What is needed
Reproduce the listing verbatim.

Given entries
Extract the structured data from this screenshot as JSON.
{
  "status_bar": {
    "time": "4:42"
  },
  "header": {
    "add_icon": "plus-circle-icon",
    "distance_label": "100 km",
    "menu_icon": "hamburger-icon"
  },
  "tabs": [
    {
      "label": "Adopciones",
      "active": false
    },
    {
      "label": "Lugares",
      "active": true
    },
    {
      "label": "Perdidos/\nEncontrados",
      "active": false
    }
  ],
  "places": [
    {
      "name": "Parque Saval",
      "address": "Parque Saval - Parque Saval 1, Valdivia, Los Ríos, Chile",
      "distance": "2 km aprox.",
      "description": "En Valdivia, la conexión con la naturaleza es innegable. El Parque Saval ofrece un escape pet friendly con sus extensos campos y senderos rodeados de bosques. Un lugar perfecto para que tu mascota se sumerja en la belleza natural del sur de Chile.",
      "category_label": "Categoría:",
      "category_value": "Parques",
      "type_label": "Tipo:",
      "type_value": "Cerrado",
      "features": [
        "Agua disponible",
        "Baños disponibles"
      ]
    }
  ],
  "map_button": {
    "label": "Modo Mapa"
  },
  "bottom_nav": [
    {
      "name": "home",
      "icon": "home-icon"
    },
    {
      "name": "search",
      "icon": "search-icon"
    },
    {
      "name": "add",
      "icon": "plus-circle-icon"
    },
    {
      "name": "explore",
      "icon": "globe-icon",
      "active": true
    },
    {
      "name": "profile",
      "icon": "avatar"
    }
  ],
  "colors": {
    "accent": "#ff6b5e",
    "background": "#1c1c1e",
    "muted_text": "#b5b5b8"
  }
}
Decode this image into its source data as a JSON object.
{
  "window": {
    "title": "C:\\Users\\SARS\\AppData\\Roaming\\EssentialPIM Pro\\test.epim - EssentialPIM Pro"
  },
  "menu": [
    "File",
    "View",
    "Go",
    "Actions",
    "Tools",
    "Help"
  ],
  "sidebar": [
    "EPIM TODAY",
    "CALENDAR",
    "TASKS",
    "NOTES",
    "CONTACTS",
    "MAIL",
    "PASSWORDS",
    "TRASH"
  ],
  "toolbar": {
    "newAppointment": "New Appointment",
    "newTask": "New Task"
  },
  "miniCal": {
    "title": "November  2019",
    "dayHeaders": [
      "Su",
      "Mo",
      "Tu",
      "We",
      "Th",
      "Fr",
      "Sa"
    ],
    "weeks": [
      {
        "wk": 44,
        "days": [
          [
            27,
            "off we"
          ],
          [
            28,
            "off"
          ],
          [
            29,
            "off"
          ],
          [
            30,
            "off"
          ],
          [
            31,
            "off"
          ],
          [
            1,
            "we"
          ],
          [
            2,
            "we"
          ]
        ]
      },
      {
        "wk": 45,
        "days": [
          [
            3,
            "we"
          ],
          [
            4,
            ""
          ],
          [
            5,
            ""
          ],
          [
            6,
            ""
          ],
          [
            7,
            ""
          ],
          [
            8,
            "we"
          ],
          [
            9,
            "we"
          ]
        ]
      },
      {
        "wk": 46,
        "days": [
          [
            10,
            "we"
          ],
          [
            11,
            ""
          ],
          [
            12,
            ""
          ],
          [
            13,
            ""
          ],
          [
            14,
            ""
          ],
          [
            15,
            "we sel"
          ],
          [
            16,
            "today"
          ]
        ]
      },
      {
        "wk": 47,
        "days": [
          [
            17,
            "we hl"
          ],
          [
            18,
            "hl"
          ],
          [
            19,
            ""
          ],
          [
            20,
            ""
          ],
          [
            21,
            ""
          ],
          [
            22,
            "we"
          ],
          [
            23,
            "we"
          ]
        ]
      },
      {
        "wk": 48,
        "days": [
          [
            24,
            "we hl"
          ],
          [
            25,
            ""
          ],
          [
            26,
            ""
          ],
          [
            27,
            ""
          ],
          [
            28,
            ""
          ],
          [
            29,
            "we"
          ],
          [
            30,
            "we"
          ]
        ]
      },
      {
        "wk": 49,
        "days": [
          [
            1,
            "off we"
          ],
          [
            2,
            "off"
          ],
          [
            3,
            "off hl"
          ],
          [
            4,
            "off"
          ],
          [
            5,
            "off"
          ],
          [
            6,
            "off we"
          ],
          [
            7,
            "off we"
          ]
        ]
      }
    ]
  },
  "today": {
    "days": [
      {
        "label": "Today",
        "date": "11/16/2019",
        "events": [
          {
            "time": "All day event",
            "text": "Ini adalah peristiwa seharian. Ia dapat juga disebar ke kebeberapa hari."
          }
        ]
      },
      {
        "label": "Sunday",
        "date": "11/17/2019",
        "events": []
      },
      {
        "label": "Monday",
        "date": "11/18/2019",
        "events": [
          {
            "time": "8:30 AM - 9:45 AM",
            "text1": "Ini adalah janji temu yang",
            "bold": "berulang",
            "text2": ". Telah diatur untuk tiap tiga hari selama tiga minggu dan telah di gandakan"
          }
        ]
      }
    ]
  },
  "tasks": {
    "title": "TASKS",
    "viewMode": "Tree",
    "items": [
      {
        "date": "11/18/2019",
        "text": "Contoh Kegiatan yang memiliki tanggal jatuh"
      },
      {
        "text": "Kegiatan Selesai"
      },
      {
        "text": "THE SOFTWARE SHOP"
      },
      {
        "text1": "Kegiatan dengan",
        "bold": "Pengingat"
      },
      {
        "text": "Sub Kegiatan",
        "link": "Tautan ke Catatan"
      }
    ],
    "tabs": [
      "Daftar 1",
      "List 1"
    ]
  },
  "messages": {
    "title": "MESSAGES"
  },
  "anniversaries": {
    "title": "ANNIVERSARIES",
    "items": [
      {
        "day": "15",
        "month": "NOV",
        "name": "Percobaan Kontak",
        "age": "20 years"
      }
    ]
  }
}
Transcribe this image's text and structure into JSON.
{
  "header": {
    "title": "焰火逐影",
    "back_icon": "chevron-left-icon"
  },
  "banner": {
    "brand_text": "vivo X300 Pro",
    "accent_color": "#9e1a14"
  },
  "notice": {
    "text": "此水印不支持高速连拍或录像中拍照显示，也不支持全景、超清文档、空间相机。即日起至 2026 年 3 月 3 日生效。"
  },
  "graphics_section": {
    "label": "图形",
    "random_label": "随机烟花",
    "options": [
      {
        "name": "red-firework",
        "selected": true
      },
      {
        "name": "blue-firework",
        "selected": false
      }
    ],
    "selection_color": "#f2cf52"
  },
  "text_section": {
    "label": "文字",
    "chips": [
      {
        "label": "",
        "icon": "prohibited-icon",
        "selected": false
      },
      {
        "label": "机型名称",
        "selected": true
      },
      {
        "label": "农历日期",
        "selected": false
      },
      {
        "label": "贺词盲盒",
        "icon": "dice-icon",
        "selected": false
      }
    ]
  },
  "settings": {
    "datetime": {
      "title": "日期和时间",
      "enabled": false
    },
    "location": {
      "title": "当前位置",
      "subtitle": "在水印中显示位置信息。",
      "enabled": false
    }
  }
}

Worked answer
Extract the structured data from this screenshot as JSON.
{
  "status_bar": {
    "time": "4:42"
  },
  "header": {
    "add_icon": "plus-circle-icon",
    "distance_label": "100 km",
    "menu_icon": "hamburger-icon"
  },
  "tabs": [
    {
      "label": "Adopciones",
      "active": false
    },
    {
      "label": "Lugares",
      "active": true
    },
    {
      "label": "Perdidos/\nEncontrados",
      "active": false
    }
  ],
  "places": [
    {
      "name": "Parque Saval",
      "address": "Parque Saval - Parque Saval 1, Valdivia, Los Ríos, Chile",
      "distance": "2 km aprox.",
      "description": "En Valdivia, la conexión con la naturaleza es innegable. El Parque Saval ofrece un escape pet friendly con sus extensos campos y senderos rodeados de bosques. Un lugar perfecto para que tu mascota se sumerja en la belleza natural del sur de Chile.",
      "category_label": "Categoría:",
      "category_value": "Parques",
      "type_label": "Tipo:",
      "type_value": "Cerrado",
      "features": [
        "Agua disponible",
        "Baños disponibles"
      ]
    }
  ],
  "map_button": {
    "label": "Modo Mapa"
  },
  "bottom_nav": [
    {
      "name": "home",
      "icon": "home-icon"
    },
    {
      "name": "search",
      "icon": "search-icon"
    },
    {
      "name": "add",
      "icon": "plus-circle-icon"
    },
    {
      "name": "explore",
      "icon": "globe-icon",
      "active": true
    },
    {
      "name": "profile",
      "icon": "avatar"
    }
  ],
  "colors": {
    "accent": "#ff6b5e",
    "background": "#1c1c1e",
    "muted_text": "#b5b5b8"
  }
}
Decode this image into its source data as a JSON object.
{
  "window": {
    "title": "C:\\Users\\SARS\\AppData\\Roaming\\EssentialPIM Pro\\test.epim - EssentialPIM Pro"
  },
  "menu": [
    "File",
    "View",
    "Go",
    "Actions",
    "Tools",
    "Help"
  ],
  "sidebar": [
    "EPIM TODAY",
    "CALENDAR",
    "TASKS",
    "NOTES",
    "CONTACTS",
    "MAIL",
    "PASSWORDS",
    "TRASH"
  ],
  "toolbar": {
    "newAppointment": "New Appointment",
    "newTask": "New Task"
  },
  "miniCal": {
    "title": "November  2019",
    "dayHeaders": [
      "Su",
      "Mo",
      "Tu",
      "We",
      "Th",
      "Fr",
      "Sa"
    ],
    "weeks": [
      {
        "wk": 44,
        "days": [
          [
            27,
            "off we"
          ],
          [
            28,
            "off"
          ],
          [
            29,
            "off"
          ],
          [
            30,
            "off"
          ],
          [
            31,
            "off"
          ],
          [
            1,
            "we"
          ],
          [
            2,
            "we"
          ]
        ]
      },
      {
        "wk": 45,
        "days": [
          [
            3,
            "we"
          ],
          [
            4,
            ""
          ],
          [
            5,
            ""
          ],
          [
            6,
            ""
          ],
          [
            7,
            ""
          ],
          [
            8,
            "we"
          ],
          [
            9,
            "we"
          ]
        ]
      },
      {
        "wk": 46,
        "days": [
          [
            10,
            "we"
          ],
          [
            11,
            ""
          ],
          [
            12,
            ""
          ],
          [
            13,
            ""
          ],
          [
            14,
            ""
          ],
          [
            15,
            "we sel"
          ],
          [
            16,
            "today"
          ]
        ]
      },
      {
        "wk": 47,
        "days": [
          [
            17,
            "we hl"
          ],
          [
            18,
            "hl"
          ],
          [
            19,
            ""
          ],
          [
            20,
            ""
          ],
          [
            21,
            ""
          ],
          [
            22,
            "we"
          ],
          [
            23,
            "we"
          ]
        ]
      },
      {
        "wk": 48,
        "days": [
          [
            24,
            "we hl"
          ],
          [
            25,
            ""
          ],
          [
            26,
            ""
          ],
          [
            27,
            ""
          ],
          [
            28,
            ""
          ],
          [
            29,
            "we"
          ],
          [
            30,
            "we"
          ]
        ]
      },
      {
        "wk": 49,
        "days": [
          [
            1,
            "off we"
          ],
          [
            2,
            "off"
          ],
          [
            3,
            "off hl"
          ],
          [
            4,
            "off"
          ],
          [
            5,
            "off"
          ],
          [
            6,
            "off we"
          ],
          [
            7,
            "off we"
          ]
        ]
      }
    ]
  },
  "today": {
    "days": [
      {
        "label": "Today",
        "date": "11/16/2019",
        "events": [
          {
            "time": "All day event",
            "text": "Ini adalah peristiwa seharian. Ia dapat juga disebar ke kebeberapa hari."
          }
        ]
      },
      {
        "label": "Sunday",
        "date": "11/17/2019",
        "events": []
      },
      {
        "label": "Monday",
        "date": "11/18/2019",
        "events": [
          {
            "time": "8:30 AM - 9:45 AM",
            "text1": "Ini adalah janji temu yang",
            "bold": "berulang",
            "text2": ". Telah diatur untuk tiap tiga hari selama tiga minggu dan telah di gandakan"
          }
        ]
      }
    ]
  },
  "tasks": {
    "title": "TASKS",
    "viewMode": "Tree",
    "items": [
      {
        "date": "11/18/2019",
        "text": "Contoh Kegiatan yang memiliki tanggal jatuh"
      },
      {
        "text": "Kegiatan Selesai"
      },
      {
        "text": "THE SOFTWARE SHOP"
      },
      {
        "text1": "Kegiatan dengan",
        "bold": "Pengingat"
      },
      {
        "text": "Sub Kegiatan",
        "link": "Tautan ke Catatan"
      }
    ],
    "tabs": [
      "Daftar 1",
      "List 1"
    ]
  },
  "messages": {
    "title": "MESSAGES"
  },
  "anniversaries": {
    "title": "ANNIVERSARIES",
    "items": [
      {
        "day": "15",
        "month": "NOV",
        "name": "Percobaan Kontak",
        "age": "20 years"
      }
    ]
  }
}
Transcribe this image's text and structure into JSON.
{
  "header": {
    "title": "焰火逐影",
    "back_icon": "chevron-left-icon"
  },
  "banner": {
    "brand_text": "vivo X300 Pro",
    "accent_color": "#9e1a14"
  },
  "notice": {
    "text": "此水印不支持高速连拍或录像中拍照显示，也不支持全景、超清文档、空间相机。即日起至 2026 年 3 月 3 日生效。"
  },
  "graphics_section": {
    "label": "图形",
    "random_label": "随机烟花",
    "options": [
      {
        "name": "red-firework",
        "selected": true
      },
      {
        "name": "blue-firework",
        "selected": false
      }
    ],
    "selection_color": "#f2cf52"
  },
  "text_section": {
    "label": "文字",
    "chips": [
      {
        "label": "",
        "icon": "prohibited-icon",
        "selected": false
      },
      {
        "label": "机型名称",
        "selected": true
      },
      {
        "label": "农历日期",
        "selected": false
      },
      {
        "label": "贺词盲盒",
        "icon": "dice-icon",
        "selected": false
      }
    ]
  },
  "settings": {
    "datetime": {
      "title": "日期和时间",
      "enabled": false
    },
    "location": {
      "title": "当前位置",
      "subtitle": "在水印中显示位置信息。",
      "enabled": false
    }
  }
}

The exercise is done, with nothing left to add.